=== Available data ===
##########

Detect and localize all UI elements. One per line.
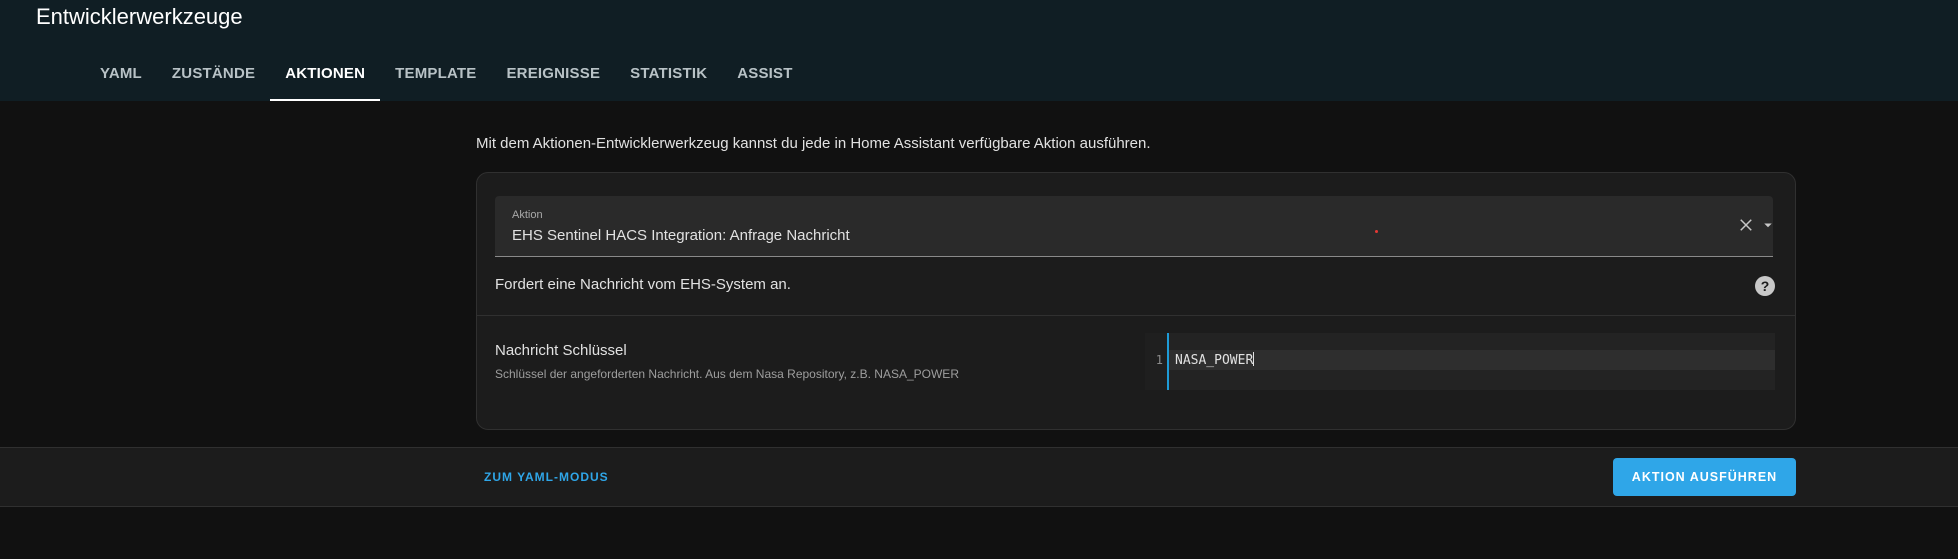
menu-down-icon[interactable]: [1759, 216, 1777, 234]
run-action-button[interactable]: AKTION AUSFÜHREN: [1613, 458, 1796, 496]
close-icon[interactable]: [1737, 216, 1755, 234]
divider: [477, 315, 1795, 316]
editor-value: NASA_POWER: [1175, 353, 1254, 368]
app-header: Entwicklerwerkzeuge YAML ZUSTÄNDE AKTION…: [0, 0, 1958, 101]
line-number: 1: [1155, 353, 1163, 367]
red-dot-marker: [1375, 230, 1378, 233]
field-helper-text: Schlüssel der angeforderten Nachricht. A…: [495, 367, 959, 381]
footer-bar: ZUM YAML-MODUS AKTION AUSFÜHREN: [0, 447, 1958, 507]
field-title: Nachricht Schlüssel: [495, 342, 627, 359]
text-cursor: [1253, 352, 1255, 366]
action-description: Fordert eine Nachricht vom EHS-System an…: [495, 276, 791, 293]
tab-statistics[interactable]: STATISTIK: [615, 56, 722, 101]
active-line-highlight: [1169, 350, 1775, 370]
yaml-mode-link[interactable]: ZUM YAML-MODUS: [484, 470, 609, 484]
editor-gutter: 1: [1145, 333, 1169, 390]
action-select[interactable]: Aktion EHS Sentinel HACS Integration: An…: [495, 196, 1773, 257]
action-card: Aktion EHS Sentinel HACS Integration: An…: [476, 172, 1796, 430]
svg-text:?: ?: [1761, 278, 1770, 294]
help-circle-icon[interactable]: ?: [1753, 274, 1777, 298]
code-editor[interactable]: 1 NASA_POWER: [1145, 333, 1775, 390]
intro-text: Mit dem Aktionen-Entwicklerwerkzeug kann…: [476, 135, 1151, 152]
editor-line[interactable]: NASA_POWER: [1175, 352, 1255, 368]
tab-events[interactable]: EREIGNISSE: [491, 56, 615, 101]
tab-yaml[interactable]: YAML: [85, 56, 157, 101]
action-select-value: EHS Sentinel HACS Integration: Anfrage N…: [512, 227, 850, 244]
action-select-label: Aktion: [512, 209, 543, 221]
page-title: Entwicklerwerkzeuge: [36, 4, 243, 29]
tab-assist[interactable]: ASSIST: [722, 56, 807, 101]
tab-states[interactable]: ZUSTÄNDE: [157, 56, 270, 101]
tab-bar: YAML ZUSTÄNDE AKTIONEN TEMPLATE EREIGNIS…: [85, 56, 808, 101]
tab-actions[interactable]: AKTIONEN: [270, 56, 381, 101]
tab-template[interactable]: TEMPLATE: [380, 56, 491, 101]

##########

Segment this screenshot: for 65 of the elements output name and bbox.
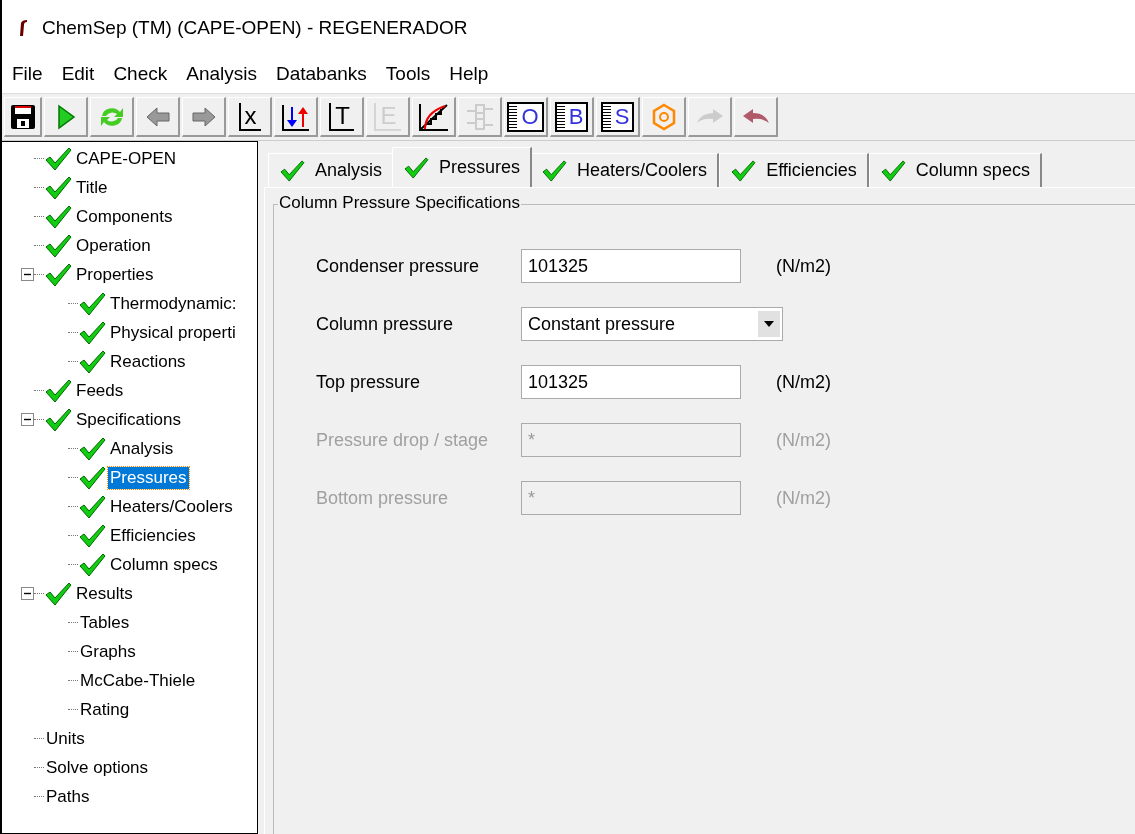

##########

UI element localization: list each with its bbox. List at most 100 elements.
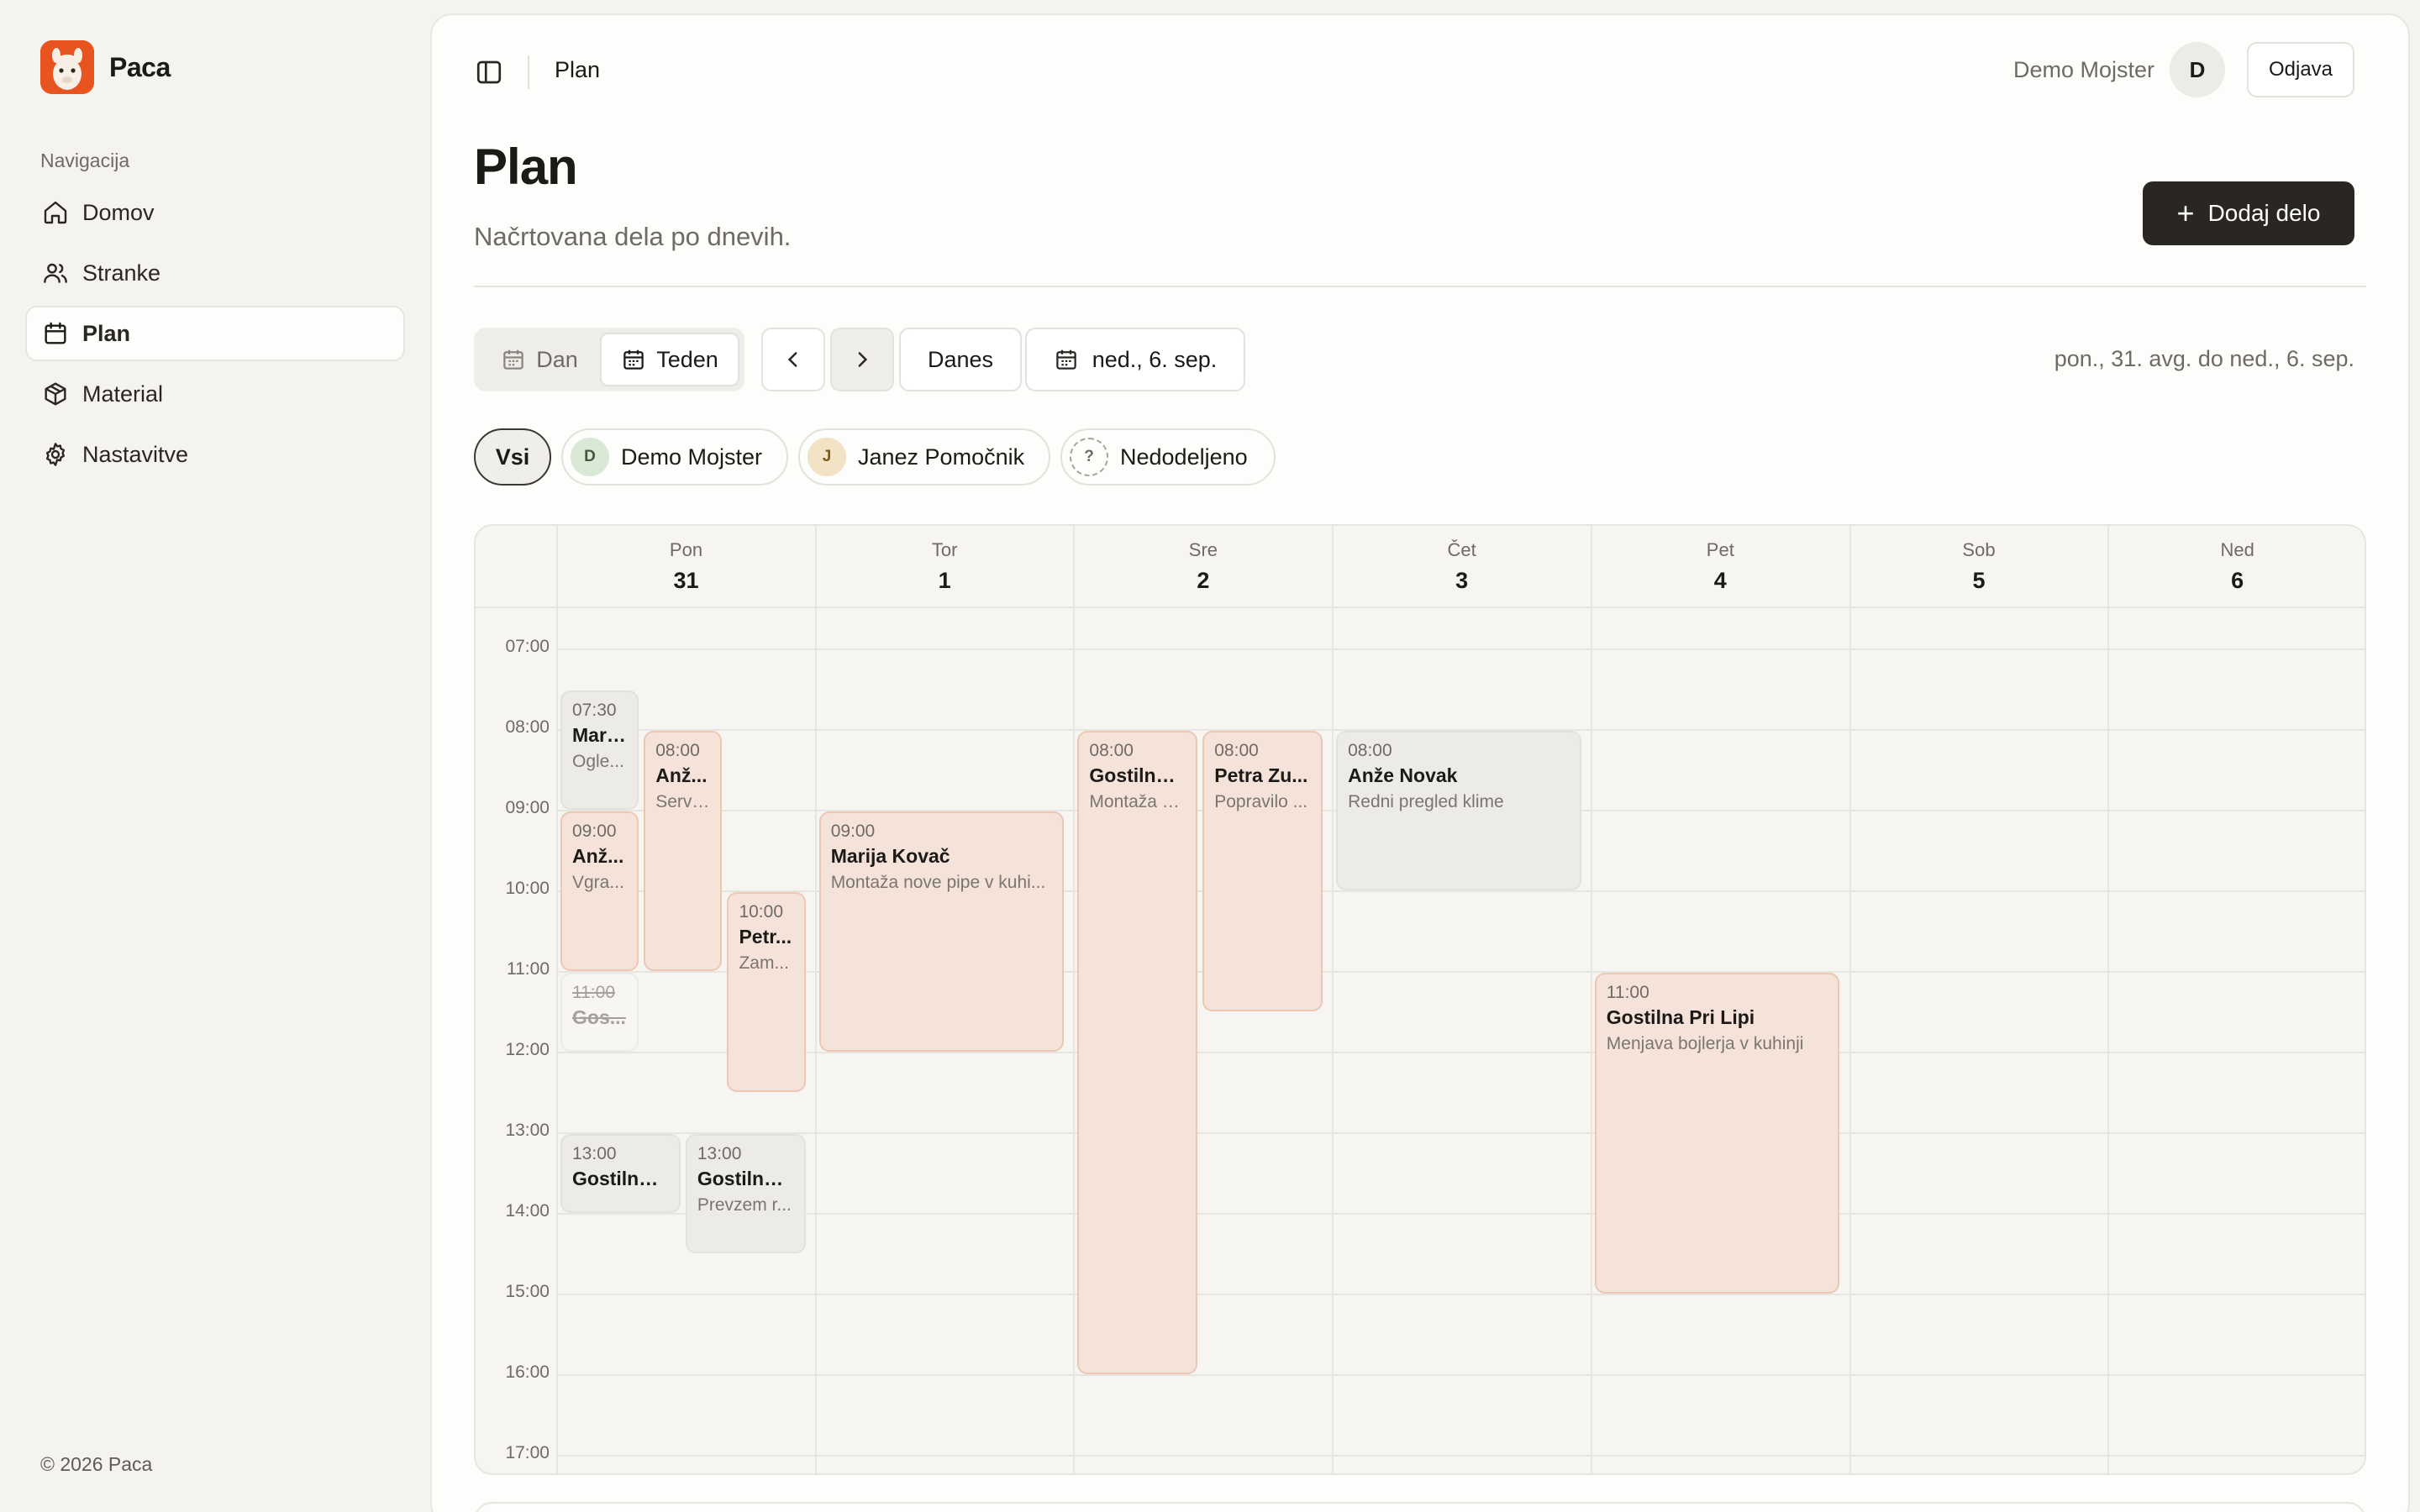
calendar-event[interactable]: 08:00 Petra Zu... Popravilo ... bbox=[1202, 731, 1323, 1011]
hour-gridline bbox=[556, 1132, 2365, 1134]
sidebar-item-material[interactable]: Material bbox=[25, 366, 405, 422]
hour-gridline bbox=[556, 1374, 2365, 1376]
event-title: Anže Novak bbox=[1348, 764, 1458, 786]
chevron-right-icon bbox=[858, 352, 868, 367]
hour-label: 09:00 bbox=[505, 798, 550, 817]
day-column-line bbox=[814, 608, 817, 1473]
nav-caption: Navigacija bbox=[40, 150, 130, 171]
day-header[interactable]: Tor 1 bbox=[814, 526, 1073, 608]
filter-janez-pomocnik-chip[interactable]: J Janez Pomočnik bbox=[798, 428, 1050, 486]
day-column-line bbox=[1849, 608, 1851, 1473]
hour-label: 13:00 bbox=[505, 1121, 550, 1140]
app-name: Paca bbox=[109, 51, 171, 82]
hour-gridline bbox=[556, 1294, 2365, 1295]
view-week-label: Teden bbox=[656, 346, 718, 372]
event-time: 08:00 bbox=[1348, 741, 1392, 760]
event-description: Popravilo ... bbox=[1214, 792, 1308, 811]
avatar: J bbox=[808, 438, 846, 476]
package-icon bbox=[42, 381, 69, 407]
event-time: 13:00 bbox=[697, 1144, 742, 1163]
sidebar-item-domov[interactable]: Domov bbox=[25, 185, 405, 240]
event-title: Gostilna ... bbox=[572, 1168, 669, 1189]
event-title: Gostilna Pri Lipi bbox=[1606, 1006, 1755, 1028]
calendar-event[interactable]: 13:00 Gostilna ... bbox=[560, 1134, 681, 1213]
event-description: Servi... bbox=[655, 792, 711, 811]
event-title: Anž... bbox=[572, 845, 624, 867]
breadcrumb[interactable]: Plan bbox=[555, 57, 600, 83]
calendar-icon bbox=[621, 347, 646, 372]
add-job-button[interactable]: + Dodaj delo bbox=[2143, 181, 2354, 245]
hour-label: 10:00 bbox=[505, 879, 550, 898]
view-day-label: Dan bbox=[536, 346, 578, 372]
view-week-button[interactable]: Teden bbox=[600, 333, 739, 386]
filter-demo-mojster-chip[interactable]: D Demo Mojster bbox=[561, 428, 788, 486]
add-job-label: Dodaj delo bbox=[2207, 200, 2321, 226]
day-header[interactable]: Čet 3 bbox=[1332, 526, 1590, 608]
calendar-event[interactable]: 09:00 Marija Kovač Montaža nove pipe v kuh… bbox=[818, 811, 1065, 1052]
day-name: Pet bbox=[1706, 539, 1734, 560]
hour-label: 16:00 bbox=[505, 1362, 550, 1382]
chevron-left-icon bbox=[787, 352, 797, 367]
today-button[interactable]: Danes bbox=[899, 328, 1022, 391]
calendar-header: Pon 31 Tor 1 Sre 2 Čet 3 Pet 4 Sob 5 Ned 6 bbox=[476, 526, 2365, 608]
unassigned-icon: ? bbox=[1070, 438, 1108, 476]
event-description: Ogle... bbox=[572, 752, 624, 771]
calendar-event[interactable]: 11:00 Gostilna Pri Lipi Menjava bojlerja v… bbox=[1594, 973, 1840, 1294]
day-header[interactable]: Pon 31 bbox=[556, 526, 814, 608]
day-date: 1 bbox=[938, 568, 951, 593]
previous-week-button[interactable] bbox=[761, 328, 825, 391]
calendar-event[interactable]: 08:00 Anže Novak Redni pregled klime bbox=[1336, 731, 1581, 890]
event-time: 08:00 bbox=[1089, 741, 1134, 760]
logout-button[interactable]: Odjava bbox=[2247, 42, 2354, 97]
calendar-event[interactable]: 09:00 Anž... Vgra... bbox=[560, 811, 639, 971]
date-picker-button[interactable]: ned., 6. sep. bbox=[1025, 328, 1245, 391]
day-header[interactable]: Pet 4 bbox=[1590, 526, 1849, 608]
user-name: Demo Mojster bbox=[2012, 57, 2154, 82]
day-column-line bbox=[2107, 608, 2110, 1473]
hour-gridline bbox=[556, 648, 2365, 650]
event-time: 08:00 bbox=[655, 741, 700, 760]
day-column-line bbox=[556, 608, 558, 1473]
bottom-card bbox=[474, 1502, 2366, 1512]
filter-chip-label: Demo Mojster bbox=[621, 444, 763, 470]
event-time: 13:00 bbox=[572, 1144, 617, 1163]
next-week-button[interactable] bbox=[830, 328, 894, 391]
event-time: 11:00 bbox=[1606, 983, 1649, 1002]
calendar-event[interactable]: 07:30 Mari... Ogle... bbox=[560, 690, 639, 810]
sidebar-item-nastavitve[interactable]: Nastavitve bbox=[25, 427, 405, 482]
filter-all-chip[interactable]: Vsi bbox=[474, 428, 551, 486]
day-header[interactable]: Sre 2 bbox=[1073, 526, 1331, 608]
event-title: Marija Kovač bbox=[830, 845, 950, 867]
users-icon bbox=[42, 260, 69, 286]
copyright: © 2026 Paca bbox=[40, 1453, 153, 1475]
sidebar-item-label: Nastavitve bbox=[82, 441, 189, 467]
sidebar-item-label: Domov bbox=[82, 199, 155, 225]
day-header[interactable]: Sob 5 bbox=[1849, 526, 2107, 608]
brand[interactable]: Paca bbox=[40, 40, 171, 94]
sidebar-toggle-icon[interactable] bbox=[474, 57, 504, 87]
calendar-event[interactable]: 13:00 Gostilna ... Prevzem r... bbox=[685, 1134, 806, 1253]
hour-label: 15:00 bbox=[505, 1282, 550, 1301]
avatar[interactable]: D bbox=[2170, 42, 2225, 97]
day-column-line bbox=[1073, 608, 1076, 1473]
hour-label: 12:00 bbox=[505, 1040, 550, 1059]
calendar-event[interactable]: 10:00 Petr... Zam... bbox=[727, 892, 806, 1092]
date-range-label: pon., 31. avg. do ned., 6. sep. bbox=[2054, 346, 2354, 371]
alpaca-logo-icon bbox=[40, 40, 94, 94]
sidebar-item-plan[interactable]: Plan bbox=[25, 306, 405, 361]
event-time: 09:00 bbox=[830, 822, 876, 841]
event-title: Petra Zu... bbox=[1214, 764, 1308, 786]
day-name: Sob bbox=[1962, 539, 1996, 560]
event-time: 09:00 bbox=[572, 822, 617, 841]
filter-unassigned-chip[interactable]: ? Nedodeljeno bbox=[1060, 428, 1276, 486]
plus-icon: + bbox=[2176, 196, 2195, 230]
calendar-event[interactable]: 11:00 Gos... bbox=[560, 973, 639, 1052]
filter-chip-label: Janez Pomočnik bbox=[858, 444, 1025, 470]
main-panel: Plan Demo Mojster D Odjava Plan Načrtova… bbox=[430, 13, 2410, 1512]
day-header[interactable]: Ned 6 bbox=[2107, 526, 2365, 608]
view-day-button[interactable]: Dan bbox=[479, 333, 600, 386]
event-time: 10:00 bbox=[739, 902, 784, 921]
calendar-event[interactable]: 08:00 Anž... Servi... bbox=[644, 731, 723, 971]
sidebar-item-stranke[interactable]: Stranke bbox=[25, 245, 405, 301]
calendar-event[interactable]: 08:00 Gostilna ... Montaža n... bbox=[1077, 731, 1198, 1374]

##########

=== Written exercise ===
Copy the items word for word, starting with the line that contains "UI element localization: list" and going on through the line that contains "calendar-event[interactable]: 09:00 Marija", and leave the pictures out.

=== Solution for this exercise ===
UI element localization: list each with its bbox. List at most 100 elements.
calendar-event[interactable]: 08:00 Petra Zu... Popravilo ... bbox=[1202, 731, 1323, 1011]
hour-gridline bbox=[556, 1132, 2365, 1134]
sidebar-item-material[interactable]: Material bbox=[25, 366, 405, 422]
hour-gridline bbox=[556, 1374, 2365, 1376]
event-title: Anže Novak bbox=[1348, 764, 1458, 786]
chevron-right-icon bbox=[858, 352, 868, 367]
hour-label: 09:00 bbox=[505, 798, 550, 817]
day-column-line bbox=[814, 608, 817, 1473]
nav-caption: Navigacija bbox=[40, 150, 130, 171]
day-header[interactable]: Tor 1 bbox=[814, 526, 1073, 608]
filter-janez-pomocnik-chip[interactable]: J Janez Pomočnik bbox=[798, 428, 1050, 486]
day-column-line bbox=[1849, 608, 1851, 1473]
hour-label: 13:00 bbox=[505, 1121, 550, 1140]
app-name: Paca bbox=[109, 51, 171, 82]
hour-gridline bbox=[556, 1294, 2365, 1295]
view-week-label: Teden bbox=[656, 346, 718, 372]
event-time: 08:00 bbox=[1348, 741, 1392, 760]
event-description: Popravilo ... bbox=[1214, 792, 1308, 811]
avatar: J bbox=[808, 438, 846, 476]
package-icon bbox=[42, 381, 69, 407]
event-time: 13:00 bbox=[697, 1144, 742, 1163]
sidebar-item-domov[interactable]: Domov bbox=[25, 185, 405, 240]
event-title: Gostilna ... bbox=[572, 1168, 669, 1189]
event-title: Gostilna Pri Lipi bbox=[1606, 1006, 1755, 1028]
calendar-event[interactable]: 13:00 Gostilna ... bbox=[560, 1134, 681, 1213]
event-description: Servi... bbox=[655, 792, 711, 811]
event-title: Anž... bbox=[572, 845, 624, 867]
breadcrumb[interactable]: Plan bbox=[555, 57, 600, 83]
calendar-icon bbox=[621, 347, 646, 372]
add-job-button[interactable]: + Dodaj delo bbox=[2143, 181, 2354, 245]
hour-label: 10:00 bbox=[505, 879, 550, 898]
view-day-label: Dan bbox=[536, 346, 578, 372]
view-week-button[interactable]: Teden bbox=[600, 333, 739, 386]
filter-demo-mojster-chip[interactable]: D Demo Mojster bbox=[561, 428, 788, 486]
add-job-label: Dodaj delo bbox=[2207, 200, 2321, 226]
day-header[interactable]: Čet 3 bbox=[1332, 526, 1590, 608]
calendar-event[interactable]: 09:00 Marija Kovač Montaža nove pipe v kuh… bbox=[818, 811, 1065, 1052]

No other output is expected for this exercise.